Saved data entries:
────────────────

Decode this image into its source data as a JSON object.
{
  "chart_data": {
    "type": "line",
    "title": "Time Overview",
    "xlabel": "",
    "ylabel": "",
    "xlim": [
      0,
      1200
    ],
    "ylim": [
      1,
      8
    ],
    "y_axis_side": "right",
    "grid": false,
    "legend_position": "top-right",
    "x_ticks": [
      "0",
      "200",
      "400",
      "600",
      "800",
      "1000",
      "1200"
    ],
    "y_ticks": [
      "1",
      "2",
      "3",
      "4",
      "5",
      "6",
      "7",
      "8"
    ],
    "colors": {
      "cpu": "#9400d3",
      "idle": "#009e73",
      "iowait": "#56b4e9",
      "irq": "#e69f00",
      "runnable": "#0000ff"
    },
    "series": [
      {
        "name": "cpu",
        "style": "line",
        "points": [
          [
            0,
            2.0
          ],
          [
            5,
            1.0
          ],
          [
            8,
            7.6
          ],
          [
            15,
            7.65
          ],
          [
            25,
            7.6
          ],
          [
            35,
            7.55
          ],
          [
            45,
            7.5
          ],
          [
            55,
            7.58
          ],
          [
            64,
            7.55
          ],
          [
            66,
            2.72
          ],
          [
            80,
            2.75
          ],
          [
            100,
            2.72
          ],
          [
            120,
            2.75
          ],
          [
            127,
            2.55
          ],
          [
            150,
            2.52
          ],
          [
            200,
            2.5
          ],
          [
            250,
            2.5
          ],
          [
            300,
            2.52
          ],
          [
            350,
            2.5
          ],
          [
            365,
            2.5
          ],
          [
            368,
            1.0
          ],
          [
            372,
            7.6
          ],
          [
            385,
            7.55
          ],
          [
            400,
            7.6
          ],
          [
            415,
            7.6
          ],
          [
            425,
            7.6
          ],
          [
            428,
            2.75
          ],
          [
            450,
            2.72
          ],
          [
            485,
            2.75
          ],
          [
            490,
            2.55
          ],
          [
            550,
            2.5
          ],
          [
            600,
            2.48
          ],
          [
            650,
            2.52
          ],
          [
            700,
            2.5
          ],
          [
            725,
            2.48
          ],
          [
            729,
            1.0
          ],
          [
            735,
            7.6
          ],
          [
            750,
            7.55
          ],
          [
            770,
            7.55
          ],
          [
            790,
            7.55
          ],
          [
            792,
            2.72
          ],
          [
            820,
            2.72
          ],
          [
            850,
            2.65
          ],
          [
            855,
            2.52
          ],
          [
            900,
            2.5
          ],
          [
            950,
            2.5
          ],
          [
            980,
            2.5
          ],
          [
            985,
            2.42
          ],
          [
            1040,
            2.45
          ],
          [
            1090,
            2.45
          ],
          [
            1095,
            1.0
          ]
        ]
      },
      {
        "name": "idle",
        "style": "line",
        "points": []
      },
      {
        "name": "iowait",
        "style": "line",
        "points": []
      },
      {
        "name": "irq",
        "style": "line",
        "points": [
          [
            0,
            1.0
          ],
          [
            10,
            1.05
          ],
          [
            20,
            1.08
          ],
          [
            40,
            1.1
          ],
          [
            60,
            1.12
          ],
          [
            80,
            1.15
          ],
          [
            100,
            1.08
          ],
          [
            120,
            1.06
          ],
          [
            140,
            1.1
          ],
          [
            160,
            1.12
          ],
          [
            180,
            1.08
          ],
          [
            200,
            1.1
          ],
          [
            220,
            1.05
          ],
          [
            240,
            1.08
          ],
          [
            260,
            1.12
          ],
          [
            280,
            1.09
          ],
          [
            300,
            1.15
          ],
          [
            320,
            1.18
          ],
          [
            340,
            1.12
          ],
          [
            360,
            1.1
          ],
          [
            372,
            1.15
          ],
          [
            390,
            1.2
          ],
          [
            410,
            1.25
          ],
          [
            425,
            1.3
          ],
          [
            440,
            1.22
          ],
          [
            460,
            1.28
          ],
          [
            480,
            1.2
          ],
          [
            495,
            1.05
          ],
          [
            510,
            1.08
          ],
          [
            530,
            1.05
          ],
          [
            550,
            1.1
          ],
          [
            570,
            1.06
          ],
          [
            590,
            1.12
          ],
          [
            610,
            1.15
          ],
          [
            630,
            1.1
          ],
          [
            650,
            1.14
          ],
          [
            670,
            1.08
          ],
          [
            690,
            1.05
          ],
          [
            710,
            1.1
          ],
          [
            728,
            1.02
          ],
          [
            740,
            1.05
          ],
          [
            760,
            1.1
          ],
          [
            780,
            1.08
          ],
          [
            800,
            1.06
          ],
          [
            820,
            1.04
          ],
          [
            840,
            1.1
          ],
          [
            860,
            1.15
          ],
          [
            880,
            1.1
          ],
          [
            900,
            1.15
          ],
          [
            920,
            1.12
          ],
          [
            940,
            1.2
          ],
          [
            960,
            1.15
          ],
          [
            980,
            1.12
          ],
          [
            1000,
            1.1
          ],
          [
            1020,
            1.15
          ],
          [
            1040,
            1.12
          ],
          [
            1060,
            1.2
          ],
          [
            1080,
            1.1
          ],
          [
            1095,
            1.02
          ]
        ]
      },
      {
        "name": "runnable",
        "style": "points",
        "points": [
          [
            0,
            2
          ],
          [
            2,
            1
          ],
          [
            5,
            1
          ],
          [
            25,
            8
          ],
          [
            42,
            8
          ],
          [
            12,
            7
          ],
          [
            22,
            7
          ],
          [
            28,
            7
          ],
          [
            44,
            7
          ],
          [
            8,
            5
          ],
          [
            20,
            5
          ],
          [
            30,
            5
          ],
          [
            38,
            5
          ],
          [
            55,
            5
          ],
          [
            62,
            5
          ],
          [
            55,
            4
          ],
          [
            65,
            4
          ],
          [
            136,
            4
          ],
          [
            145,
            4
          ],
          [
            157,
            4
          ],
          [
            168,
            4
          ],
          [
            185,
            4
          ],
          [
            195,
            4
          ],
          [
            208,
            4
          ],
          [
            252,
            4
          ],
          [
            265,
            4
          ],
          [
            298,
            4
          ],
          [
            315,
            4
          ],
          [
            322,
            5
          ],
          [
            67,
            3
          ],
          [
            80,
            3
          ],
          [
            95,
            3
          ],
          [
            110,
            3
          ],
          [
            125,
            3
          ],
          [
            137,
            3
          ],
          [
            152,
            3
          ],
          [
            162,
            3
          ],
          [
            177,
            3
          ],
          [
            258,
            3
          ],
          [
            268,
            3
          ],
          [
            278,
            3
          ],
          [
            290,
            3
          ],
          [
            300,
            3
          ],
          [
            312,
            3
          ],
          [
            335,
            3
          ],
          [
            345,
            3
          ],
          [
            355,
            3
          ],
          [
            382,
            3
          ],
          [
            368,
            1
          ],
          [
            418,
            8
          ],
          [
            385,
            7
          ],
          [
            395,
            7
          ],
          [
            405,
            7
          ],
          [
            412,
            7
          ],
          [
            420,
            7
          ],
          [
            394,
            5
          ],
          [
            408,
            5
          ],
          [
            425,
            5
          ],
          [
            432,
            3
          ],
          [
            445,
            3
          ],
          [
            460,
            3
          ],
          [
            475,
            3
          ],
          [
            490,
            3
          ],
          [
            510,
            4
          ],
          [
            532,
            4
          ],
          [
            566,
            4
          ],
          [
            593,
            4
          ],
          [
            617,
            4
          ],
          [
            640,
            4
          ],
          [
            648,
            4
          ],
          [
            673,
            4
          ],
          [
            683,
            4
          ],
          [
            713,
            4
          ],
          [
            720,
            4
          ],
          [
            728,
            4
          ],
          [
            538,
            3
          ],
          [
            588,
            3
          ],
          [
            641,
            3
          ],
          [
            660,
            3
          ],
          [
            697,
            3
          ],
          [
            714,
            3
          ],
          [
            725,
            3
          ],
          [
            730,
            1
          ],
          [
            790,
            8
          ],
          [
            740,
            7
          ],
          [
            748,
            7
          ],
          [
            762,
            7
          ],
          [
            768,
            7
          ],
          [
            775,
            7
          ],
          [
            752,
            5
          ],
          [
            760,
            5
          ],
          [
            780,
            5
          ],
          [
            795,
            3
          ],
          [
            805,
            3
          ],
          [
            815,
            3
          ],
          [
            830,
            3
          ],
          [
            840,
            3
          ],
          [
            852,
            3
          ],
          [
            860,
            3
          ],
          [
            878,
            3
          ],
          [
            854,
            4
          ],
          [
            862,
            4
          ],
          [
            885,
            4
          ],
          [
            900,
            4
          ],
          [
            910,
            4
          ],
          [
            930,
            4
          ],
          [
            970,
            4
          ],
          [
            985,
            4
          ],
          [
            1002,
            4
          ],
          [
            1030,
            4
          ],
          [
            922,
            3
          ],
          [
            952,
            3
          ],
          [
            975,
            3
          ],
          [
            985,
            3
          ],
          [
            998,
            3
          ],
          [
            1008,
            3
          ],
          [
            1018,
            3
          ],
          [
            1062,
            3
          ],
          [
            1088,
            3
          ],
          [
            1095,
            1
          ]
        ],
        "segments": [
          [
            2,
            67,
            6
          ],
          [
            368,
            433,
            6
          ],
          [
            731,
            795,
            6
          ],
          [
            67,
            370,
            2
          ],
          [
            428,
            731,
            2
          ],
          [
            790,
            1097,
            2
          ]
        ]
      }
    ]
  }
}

────────────────

* [Instructions for the task] List every line above that holds the word "name".

* [Solution to this problem]
        "name": "cpu",
        "name": "idle",
        "name": "iowait",
        "name": "irq",
        "name": "runnable",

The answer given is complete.